### PROBLEM TO SOLVE
Your task is to filter the data below down to the lines holding "coin".

═══ RECORDS PROVIDED ═══

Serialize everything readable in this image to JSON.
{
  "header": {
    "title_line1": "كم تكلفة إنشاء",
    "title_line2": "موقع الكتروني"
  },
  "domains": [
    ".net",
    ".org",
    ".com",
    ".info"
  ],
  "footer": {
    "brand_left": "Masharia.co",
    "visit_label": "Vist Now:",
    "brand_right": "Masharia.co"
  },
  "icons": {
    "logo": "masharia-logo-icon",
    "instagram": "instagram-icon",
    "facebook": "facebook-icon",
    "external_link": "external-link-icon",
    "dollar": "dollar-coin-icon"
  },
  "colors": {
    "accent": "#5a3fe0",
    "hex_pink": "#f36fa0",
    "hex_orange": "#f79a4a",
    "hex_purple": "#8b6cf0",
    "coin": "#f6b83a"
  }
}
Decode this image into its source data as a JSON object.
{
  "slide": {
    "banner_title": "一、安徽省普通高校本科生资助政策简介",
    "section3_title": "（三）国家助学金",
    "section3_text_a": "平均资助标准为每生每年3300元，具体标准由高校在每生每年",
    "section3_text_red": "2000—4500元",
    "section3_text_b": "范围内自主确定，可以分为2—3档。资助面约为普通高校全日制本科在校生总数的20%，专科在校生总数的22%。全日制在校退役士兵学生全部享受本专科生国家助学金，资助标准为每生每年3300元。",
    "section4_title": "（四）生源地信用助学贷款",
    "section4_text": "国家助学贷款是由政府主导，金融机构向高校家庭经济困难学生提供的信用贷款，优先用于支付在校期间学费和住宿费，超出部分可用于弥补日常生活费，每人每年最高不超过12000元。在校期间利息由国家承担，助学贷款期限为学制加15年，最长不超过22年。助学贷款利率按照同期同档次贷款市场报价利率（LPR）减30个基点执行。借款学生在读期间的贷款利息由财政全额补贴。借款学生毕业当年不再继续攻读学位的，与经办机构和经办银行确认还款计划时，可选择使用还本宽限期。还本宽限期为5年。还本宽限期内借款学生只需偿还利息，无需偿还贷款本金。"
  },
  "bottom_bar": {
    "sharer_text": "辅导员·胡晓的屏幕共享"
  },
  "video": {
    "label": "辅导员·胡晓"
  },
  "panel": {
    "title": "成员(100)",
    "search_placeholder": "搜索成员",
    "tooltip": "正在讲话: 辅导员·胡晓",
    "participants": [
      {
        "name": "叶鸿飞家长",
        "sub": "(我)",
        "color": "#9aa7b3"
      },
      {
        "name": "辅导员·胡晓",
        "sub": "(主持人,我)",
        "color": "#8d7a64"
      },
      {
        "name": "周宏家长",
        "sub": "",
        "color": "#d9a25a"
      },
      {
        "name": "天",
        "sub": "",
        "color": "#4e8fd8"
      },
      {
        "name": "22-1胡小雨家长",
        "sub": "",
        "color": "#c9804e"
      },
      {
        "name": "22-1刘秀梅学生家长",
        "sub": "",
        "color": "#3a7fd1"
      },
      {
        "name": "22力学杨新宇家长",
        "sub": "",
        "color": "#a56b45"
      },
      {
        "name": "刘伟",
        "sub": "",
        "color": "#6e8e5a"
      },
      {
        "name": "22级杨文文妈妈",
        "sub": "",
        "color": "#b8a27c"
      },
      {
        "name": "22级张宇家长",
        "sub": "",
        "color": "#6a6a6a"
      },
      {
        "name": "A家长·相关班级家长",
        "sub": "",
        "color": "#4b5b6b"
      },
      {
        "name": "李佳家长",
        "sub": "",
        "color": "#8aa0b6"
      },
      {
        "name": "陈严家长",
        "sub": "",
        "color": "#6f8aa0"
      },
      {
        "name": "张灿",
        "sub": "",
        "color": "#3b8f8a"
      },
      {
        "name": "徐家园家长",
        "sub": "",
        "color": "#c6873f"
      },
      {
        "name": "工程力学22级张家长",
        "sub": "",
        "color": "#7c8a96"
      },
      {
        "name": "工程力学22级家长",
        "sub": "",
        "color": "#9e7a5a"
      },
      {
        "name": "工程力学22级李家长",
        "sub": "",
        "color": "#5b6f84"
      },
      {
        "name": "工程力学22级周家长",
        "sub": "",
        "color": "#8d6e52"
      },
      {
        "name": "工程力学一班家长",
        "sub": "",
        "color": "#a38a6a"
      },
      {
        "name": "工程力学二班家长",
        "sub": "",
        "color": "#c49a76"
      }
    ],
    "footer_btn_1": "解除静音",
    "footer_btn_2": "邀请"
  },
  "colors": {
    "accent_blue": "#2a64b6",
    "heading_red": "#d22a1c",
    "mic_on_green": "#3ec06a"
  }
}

═══

### FULL ANSWER
    "dollar": "dollar-coin-icon"
    "coin": "#f6b83a"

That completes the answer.